# WRITTEN PROBLEM
Reproduce the rows below verbatim, starting at the first row and ending at the line containing "691, 1787, 857]", with both of those lines included.
---------- TASK DATA ----------
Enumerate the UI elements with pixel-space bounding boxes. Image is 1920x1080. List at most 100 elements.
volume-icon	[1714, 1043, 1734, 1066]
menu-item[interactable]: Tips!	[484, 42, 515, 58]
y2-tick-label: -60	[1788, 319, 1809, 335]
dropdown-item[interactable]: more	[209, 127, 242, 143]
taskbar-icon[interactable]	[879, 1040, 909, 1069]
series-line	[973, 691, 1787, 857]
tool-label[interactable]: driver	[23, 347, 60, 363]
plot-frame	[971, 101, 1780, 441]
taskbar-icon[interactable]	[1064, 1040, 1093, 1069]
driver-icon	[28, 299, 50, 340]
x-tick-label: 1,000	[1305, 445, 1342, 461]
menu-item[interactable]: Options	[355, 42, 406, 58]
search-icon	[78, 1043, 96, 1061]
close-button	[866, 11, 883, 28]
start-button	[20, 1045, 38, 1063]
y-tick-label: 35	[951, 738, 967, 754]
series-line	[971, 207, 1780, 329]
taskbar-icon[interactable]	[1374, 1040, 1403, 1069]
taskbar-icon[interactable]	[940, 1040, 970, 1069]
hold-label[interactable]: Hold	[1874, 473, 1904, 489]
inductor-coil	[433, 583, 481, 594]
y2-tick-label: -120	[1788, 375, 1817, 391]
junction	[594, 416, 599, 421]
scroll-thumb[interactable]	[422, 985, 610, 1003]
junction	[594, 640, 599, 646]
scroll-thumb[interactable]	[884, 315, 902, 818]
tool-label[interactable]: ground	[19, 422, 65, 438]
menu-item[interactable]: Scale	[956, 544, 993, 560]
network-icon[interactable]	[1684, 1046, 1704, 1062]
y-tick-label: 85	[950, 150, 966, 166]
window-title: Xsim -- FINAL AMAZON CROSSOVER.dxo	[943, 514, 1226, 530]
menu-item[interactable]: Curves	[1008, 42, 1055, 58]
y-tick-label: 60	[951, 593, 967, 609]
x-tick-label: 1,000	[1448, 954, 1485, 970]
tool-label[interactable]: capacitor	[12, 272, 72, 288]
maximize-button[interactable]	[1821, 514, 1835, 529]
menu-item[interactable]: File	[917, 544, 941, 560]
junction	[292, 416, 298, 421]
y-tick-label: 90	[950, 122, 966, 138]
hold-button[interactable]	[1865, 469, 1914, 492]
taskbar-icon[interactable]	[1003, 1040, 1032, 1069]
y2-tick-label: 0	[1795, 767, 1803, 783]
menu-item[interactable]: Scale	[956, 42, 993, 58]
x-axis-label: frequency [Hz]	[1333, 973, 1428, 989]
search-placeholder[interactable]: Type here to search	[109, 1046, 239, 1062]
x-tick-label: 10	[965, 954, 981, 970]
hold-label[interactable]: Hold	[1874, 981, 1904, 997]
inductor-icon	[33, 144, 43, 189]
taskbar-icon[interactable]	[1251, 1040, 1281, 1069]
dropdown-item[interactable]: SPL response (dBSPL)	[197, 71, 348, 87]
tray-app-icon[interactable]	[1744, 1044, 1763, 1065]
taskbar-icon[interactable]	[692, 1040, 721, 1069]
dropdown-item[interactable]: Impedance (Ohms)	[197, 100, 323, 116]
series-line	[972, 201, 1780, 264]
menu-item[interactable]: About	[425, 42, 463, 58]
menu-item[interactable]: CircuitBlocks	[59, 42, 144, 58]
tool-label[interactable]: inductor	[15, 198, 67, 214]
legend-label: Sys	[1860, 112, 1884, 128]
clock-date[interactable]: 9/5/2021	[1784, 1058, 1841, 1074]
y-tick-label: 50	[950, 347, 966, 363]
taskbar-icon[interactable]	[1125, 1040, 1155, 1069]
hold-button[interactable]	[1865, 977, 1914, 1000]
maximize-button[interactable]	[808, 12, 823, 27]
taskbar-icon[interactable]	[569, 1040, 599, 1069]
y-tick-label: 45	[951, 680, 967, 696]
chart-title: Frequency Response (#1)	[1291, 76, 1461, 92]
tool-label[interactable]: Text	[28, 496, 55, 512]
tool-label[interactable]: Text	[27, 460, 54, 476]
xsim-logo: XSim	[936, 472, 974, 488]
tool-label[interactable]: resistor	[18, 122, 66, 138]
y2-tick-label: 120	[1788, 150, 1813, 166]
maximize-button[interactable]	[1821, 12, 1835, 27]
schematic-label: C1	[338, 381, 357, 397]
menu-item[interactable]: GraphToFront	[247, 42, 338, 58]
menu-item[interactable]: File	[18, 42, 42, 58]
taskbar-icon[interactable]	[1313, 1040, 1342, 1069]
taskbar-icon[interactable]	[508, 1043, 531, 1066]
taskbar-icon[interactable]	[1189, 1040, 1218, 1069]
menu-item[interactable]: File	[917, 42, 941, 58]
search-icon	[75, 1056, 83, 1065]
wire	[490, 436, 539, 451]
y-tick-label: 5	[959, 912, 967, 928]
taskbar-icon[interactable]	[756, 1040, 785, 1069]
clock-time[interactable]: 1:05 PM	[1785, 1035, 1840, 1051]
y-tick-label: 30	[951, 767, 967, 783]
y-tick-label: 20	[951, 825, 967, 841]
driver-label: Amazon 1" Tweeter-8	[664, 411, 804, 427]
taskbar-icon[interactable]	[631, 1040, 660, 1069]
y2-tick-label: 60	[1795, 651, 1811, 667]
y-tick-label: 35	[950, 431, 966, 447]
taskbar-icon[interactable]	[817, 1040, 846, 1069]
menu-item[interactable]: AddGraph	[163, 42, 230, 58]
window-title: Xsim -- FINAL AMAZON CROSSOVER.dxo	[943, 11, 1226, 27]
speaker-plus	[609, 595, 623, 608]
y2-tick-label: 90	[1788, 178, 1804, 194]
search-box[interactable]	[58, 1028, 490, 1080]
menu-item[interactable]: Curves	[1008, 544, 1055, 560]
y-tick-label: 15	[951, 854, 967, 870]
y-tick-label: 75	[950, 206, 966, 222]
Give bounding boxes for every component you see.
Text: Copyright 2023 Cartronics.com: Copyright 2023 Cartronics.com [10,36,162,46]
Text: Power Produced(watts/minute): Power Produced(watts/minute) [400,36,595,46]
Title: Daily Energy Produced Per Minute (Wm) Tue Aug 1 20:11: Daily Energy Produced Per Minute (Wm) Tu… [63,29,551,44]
----------
# SOLUTION
Enumerate the UI elements with pixel-space bounding boxes. Image is 1920x1080. List at most 100 elements.
volume-icon	[1714, 1043, 1734, 1066]
menu-item[interactable]: Tips!	[484, 42, 515, 58]
y2-tick-label: -60	[1788, 319, 1809, 335]
dropdown-item[interactable]: more	[209, 127, 242, 143]
taskbar-icon[interactable]	[879, 1040, 909, 1069]
series-line	[973, 691, 1787, 857]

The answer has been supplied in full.